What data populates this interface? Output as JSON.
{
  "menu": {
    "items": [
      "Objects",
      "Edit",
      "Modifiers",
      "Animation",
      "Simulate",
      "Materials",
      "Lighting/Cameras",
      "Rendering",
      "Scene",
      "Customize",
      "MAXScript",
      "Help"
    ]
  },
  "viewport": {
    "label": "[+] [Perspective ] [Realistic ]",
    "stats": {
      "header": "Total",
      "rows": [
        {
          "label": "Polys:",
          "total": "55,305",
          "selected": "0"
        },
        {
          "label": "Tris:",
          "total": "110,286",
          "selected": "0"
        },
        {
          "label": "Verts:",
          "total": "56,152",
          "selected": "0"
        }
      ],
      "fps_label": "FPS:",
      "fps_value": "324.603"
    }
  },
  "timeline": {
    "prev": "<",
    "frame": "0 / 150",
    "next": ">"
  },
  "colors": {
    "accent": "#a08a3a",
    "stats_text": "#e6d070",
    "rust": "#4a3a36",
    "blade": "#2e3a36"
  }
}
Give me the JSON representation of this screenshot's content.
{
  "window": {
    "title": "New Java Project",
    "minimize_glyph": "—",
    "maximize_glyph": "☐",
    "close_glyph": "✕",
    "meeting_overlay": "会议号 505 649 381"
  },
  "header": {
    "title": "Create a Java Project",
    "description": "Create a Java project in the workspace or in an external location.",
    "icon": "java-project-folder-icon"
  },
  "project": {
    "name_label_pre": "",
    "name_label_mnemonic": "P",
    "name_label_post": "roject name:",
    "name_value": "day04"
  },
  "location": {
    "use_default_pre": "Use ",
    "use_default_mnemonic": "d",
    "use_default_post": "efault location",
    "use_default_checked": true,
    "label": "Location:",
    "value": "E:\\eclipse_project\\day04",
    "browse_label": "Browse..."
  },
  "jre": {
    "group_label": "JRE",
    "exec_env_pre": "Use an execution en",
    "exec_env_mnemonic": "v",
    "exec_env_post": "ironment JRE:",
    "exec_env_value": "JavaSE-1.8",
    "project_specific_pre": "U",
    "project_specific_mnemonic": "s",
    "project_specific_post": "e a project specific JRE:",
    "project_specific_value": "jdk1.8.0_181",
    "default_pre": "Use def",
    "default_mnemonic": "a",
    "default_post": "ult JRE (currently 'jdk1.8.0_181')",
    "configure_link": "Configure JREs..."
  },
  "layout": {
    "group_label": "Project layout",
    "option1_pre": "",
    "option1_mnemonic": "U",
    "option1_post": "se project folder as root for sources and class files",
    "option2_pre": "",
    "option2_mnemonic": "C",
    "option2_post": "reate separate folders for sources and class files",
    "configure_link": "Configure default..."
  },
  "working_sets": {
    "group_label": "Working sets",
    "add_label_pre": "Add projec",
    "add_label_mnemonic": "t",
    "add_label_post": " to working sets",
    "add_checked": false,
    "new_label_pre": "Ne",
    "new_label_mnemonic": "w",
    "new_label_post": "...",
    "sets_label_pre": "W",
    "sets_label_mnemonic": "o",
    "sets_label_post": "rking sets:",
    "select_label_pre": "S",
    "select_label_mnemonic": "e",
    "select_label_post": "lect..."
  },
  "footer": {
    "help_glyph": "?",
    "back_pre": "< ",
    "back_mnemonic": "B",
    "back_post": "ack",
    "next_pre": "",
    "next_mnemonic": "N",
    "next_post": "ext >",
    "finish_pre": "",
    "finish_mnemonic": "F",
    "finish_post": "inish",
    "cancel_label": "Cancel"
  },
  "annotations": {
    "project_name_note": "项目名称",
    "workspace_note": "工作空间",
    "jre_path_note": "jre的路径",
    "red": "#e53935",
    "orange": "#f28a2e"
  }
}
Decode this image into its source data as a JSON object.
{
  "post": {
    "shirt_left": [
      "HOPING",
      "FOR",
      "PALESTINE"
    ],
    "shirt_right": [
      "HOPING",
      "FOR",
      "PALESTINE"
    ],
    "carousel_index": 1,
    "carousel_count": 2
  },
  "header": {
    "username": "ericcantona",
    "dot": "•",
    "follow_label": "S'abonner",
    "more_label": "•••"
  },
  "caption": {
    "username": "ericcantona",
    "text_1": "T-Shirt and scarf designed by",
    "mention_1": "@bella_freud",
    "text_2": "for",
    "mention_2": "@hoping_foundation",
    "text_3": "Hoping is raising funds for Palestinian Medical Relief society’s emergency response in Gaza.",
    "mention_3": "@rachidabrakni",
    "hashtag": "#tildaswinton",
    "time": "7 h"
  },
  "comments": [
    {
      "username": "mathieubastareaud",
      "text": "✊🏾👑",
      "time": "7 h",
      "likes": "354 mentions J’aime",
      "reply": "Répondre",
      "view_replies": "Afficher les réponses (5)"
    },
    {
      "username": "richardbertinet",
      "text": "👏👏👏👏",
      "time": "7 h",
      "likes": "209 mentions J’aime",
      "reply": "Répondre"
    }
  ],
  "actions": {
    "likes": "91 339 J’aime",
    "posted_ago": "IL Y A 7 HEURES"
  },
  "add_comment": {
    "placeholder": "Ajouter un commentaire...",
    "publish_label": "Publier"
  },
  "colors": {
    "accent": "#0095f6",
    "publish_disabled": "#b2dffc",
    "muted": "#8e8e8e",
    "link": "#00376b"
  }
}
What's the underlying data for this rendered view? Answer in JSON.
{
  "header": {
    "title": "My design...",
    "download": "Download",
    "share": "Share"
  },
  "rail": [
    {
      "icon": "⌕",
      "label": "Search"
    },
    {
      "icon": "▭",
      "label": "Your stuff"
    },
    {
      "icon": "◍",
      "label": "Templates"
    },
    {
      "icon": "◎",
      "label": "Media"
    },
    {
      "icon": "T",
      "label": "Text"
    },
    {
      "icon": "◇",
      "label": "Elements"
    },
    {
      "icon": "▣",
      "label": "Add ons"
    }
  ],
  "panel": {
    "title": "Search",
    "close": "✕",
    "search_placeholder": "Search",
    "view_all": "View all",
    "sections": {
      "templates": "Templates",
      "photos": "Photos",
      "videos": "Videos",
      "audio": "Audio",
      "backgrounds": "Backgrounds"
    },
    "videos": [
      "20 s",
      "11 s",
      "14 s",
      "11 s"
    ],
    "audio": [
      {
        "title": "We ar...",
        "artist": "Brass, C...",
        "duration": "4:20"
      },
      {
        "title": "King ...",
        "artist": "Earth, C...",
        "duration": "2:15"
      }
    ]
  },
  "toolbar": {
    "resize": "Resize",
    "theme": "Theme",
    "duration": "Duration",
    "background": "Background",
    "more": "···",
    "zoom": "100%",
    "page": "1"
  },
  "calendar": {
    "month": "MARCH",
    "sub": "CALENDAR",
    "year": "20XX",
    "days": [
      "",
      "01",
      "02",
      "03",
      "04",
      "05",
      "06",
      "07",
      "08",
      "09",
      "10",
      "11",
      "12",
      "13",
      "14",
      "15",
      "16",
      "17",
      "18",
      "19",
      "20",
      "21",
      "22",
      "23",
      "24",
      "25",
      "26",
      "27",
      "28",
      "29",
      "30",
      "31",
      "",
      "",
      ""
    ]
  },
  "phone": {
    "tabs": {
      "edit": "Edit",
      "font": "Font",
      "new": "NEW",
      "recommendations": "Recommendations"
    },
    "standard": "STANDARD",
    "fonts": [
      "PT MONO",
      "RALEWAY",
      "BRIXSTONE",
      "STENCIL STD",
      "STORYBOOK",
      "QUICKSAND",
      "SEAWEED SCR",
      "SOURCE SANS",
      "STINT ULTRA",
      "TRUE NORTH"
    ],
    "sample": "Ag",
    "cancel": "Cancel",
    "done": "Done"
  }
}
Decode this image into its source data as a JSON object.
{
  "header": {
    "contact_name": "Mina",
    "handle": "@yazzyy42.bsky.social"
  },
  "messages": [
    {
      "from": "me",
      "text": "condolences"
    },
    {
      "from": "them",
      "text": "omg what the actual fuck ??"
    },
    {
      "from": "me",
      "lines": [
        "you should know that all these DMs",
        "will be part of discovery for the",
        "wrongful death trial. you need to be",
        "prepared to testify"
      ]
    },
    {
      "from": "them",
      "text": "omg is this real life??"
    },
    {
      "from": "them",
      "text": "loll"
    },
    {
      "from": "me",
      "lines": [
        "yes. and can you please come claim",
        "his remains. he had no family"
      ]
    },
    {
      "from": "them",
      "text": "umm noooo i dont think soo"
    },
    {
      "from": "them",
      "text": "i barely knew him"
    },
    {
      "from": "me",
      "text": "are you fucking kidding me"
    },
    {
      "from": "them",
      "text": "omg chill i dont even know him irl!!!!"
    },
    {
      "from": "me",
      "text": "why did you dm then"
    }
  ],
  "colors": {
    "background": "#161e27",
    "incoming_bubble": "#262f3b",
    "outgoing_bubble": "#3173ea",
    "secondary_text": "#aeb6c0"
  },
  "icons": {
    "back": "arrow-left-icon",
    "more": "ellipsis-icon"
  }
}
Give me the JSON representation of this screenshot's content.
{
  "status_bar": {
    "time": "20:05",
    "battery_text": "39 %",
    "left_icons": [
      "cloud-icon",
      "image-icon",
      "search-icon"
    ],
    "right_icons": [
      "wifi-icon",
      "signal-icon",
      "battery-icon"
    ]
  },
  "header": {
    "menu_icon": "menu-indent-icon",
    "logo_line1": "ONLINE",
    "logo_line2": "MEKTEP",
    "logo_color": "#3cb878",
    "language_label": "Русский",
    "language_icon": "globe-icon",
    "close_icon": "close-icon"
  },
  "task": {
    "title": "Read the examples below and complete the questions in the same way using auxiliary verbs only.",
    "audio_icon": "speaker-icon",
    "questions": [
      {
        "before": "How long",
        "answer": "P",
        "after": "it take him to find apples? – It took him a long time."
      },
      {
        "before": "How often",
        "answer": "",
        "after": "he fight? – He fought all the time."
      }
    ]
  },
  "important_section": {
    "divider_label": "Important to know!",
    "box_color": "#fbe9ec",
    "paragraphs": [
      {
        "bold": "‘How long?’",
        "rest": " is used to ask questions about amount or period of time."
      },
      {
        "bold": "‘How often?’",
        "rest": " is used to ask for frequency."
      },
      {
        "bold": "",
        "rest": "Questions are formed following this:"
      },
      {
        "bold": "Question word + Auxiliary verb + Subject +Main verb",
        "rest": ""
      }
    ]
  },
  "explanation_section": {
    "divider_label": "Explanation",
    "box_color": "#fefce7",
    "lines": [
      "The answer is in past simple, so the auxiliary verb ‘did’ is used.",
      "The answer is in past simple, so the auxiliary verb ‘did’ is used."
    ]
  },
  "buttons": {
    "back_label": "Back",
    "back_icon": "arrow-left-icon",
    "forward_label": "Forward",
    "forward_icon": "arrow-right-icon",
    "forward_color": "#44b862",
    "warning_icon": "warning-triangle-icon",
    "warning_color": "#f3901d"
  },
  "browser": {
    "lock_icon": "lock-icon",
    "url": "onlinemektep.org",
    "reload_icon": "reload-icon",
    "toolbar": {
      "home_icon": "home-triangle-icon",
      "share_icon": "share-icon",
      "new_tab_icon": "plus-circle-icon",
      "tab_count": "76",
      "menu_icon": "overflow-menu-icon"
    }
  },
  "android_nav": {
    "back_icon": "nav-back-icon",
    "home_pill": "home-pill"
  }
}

Problem to work on:
Copy down every line of the material above that includes the string "menu".

Output of the task:
  "menu": {
    "menu_icon": "menu-indent-icon",
      "menu_icon": "overflow-menu-icon"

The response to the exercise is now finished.